_AIM_
Bring together all lines of the material below that contain the string "Thermodynamics".

_Part of a data file_
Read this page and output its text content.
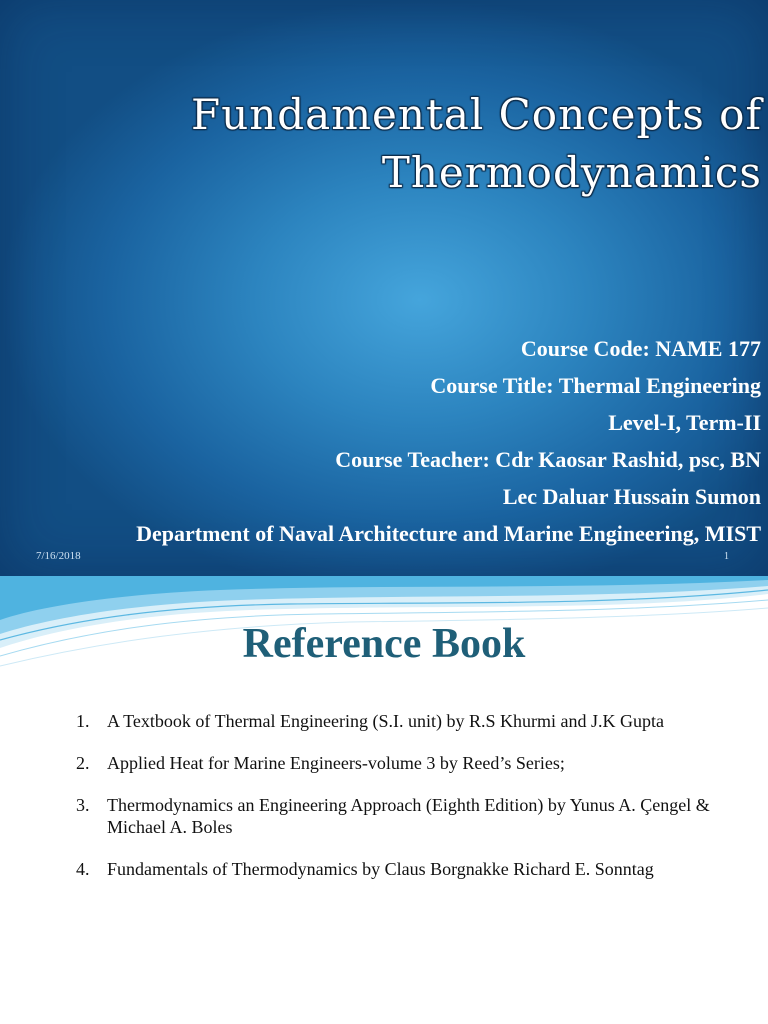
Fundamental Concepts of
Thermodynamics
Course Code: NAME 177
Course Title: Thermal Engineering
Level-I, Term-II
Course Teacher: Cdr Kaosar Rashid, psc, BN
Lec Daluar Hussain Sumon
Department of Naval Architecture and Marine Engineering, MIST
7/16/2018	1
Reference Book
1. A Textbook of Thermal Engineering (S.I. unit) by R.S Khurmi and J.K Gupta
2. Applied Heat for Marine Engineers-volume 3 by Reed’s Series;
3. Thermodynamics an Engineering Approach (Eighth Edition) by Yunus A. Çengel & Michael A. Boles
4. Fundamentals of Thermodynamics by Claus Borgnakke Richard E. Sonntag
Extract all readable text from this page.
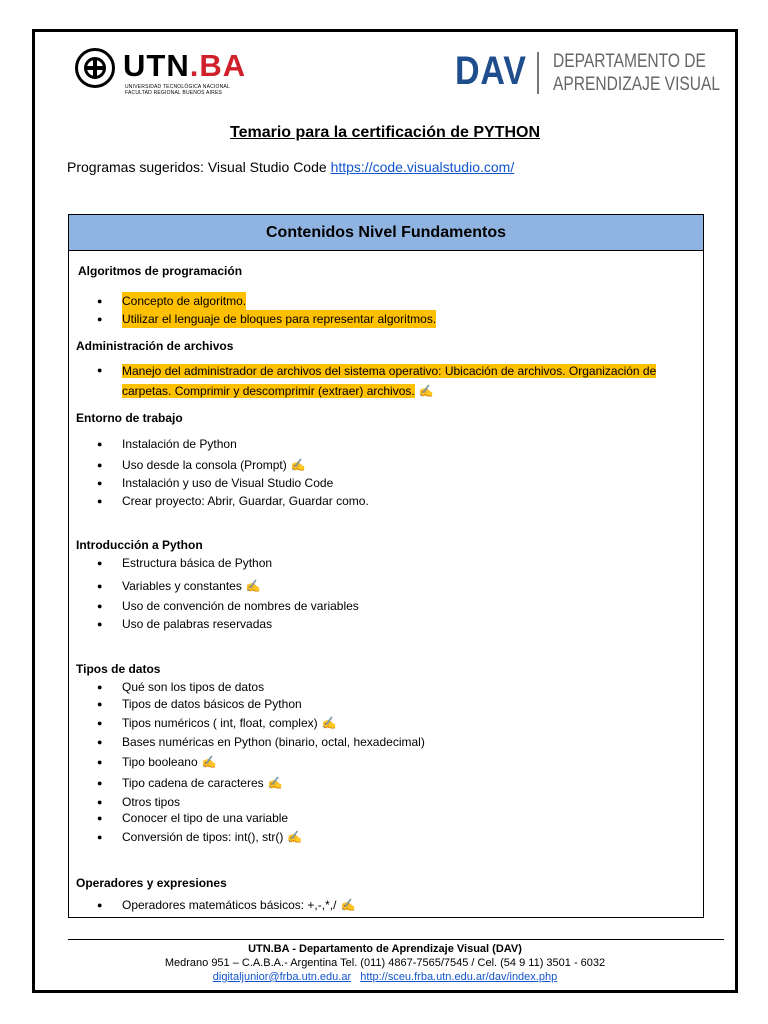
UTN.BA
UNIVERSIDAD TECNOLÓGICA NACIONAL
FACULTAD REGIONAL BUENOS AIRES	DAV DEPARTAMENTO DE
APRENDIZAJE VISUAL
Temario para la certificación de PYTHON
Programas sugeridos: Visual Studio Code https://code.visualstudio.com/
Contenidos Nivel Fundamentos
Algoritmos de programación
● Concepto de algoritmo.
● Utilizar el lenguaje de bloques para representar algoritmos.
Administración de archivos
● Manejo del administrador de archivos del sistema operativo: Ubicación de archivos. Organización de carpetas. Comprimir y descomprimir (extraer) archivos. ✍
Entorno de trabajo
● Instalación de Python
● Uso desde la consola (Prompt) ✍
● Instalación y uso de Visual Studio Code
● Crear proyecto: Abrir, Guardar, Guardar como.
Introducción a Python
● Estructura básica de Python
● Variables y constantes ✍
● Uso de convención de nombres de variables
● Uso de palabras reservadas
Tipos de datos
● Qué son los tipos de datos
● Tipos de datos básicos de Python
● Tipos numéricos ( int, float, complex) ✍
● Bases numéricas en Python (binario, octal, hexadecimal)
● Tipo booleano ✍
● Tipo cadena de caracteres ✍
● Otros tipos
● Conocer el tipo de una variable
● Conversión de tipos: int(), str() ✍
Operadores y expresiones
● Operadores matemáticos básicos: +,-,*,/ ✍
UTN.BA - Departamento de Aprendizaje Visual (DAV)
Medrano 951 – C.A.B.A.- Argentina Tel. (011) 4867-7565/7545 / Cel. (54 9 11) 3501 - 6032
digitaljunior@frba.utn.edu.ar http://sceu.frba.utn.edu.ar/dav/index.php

--

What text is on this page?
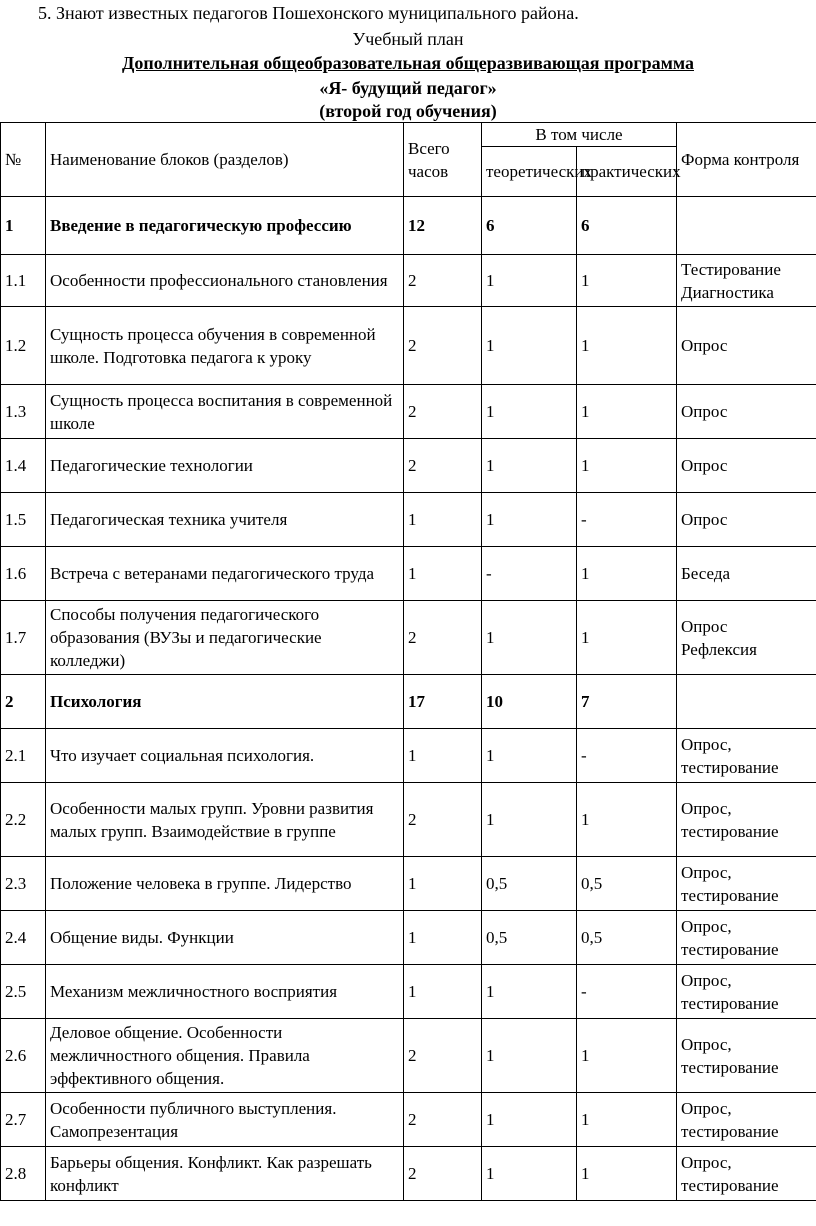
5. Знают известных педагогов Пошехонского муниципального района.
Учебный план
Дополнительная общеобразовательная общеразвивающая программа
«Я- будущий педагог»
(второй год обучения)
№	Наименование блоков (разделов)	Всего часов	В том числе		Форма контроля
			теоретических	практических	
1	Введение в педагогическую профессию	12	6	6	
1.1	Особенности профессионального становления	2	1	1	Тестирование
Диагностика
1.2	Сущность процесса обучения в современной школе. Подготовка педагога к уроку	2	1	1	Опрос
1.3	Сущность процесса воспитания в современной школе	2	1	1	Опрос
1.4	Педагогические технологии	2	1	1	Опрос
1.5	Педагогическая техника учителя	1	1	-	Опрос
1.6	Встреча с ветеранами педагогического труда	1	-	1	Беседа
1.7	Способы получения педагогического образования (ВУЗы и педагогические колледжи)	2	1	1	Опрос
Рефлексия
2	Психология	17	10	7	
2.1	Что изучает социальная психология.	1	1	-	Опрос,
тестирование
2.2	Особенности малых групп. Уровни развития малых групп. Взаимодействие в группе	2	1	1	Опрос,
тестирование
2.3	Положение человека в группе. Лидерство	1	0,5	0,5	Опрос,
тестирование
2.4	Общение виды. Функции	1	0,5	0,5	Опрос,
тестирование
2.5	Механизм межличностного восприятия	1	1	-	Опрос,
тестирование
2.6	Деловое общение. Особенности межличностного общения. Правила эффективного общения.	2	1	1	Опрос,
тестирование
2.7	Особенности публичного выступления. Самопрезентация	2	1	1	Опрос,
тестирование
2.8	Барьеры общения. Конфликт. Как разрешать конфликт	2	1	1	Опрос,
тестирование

_OUTPUT OF THE TASK_
Thermodynamics
3. Thermodynamics an Engineering Approach (Eighth Edition) by Yunus A. Çengel & Michael A. Boles
4. Fundamentals of Thermodynamics by Claus Borgnakke Richard E. Sonntag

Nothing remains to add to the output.